### PROMPT
Copy the listing word for word from its very first line through the line containing "cell-numero: 1 bbox=[189, 218, 197, 234]", including both of those lines.
· · · ·
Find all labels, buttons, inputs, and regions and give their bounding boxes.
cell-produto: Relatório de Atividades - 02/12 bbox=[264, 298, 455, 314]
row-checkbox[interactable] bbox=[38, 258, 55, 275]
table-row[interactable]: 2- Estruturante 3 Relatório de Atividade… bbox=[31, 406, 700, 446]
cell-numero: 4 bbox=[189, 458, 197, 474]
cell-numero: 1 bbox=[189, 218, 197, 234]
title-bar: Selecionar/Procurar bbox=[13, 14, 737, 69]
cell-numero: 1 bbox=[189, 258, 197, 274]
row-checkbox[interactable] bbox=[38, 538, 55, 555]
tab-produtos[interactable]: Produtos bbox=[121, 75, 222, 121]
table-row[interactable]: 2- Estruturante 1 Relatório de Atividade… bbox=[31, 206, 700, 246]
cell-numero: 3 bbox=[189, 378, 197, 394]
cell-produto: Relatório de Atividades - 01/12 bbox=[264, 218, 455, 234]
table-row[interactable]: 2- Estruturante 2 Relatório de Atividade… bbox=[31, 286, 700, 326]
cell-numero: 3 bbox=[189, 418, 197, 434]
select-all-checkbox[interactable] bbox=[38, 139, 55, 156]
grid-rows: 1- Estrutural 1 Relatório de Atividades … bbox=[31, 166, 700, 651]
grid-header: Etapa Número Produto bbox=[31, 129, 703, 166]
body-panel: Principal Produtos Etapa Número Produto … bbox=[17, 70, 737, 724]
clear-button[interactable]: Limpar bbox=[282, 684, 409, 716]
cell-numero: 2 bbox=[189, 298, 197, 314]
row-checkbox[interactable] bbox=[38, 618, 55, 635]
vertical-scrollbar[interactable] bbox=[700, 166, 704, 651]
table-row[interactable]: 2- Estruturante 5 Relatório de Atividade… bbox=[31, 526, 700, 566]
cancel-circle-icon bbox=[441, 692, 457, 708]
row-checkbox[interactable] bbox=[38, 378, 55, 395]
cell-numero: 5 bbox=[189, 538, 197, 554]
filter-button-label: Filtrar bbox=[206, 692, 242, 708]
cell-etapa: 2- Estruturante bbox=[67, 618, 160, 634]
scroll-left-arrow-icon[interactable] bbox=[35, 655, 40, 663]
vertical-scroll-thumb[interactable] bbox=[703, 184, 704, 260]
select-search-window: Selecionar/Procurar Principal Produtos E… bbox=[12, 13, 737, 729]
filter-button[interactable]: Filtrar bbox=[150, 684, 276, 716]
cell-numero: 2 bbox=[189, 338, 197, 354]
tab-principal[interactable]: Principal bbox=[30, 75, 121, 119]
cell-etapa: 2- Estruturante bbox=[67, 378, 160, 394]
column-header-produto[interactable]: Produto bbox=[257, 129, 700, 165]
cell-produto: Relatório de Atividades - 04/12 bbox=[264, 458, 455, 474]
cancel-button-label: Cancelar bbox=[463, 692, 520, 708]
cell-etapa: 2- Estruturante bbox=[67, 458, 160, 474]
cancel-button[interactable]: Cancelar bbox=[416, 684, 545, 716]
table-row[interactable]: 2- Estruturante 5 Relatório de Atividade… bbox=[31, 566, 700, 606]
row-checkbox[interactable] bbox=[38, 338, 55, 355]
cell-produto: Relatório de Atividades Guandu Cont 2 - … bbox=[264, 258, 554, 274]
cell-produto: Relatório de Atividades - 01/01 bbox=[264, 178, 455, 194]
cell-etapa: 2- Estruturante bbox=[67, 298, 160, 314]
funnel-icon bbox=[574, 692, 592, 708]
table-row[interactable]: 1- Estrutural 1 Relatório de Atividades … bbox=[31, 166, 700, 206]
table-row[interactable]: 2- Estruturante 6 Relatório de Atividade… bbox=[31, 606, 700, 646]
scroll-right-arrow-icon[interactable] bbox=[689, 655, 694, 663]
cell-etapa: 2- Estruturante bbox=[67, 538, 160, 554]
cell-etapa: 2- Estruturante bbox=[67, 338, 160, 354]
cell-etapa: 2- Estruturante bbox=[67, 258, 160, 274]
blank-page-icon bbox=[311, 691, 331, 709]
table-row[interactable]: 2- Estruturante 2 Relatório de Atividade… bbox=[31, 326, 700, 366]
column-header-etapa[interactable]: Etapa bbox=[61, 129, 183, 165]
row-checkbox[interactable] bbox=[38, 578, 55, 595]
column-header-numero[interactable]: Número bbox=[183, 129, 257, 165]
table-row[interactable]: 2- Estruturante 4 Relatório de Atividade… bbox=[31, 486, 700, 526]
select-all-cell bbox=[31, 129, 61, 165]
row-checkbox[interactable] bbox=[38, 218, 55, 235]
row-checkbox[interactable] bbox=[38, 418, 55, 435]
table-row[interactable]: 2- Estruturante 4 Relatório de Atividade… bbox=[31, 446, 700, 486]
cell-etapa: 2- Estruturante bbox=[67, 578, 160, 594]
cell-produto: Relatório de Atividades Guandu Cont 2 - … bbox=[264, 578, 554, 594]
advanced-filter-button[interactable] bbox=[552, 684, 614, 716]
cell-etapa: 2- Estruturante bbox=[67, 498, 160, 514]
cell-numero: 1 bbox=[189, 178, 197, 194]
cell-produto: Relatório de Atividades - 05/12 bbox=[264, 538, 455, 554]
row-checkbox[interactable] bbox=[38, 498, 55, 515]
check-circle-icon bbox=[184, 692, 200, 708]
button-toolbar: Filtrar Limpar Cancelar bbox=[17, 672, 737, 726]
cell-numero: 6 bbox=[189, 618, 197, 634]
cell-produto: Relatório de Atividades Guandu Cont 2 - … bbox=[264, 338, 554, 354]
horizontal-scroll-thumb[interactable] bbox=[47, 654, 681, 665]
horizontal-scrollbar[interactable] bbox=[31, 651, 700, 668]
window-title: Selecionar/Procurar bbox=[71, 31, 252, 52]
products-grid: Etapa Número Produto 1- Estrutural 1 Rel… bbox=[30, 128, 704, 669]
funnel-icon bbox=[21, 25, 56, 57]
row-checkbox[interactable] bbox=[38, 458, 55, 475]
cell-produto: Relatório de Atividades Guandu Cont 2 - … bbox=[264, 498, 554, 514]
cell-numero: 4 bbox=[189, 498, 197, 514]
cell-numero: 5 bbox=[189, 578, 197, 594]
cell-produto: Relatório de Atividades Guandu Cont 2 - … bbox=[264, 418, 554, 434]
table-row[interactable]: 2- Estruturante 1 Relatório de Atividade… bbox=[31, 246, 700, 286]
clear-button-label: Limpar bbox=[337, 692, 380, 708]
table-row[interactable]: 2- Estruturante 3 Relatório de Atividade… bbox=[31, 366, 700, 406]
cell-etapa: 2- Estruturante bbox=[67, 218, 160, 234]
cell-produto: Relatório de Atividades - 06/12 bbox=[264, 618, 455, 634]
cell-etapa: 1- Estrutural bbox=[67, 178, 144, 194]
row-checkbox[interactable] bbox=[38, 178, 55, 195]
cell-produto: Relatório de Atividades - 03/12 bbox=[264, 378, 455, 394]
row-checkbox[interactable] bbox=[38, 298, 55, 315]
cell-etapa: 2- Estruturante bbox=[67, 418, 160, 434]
· · · ·
### COMPLETED EXERCISE
Find all labels, buttons, inputs, and regions and give their bounding boxes.
cell-produto: Relatório de Atividades - 02/12 bbox=[264, 298, 455, 314]
row-checkbox[interactable] bbox=[38, 258, 55, 275]
table-row[interactable]: 2- Estruturante 3 Relatório de Atividade… bbox=[31, 406, 700, 446]
cell-numero: 4 bbox=[189, 458, 197, 474]
cell-numero: 1 bbox=[189, 218, 197, 234]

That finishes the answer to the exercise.